◆ STATED PROBLEM
Filter the entries below, keeping every line that has the word "main".

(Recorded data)
>> START

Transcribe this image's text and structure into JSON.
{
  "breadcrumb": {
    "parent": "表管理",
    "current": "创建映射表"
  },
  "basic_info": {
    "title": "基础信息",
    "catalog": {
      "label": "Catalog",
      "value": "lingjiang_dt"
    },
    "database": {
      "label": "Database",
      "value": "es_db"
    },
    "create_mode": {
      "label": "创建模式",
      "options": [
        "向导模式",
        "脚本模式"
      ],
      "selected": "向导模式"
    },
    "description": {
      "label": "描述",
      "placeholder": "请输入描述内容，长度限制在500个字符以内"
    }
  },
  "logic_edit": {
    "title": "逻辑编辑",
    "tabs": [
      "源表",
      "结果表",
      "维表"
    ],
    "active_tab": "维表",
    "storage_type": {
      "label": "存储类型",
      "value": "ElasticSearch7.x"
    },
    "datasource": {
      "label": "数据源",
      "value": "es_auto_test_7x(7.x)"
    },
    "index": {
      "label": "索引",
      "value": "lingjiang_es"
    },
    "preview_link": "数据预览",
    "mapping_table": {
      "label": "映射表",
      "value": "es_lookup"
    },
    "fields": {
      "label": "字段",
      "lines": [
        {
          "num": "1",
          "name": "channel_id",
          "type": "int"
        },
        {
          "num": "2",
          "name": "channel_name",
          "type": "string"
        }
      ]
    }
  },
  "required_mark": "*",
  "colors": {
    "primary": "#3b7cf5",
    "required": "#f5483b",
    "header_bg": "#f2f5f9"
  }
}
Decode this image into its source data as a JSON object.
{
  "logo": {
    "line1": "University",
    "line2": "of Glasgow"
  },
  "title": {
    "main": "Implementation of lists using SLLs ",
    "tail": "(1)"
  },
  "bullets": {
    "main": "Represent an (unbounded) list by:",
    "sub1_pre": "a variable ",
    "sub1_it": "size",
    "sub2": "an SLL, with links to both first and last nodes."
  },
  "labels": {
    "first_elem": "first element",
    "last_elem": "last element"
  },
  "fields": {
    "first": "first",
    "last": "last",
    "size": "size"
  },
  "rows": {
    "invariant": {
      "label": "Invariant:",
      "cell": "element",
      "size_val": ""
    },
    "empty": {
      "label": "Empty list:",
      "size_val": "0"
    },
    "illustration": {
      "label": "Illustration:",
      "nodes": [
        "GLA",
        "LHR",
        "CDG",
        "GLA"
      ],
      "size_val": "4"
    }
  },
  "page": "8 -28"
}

>> END

◆ EXPECTED OUTPUT
    "main": "Implementation of lists using SLLs ",
    "main": "Represent an (unbounded) list by:",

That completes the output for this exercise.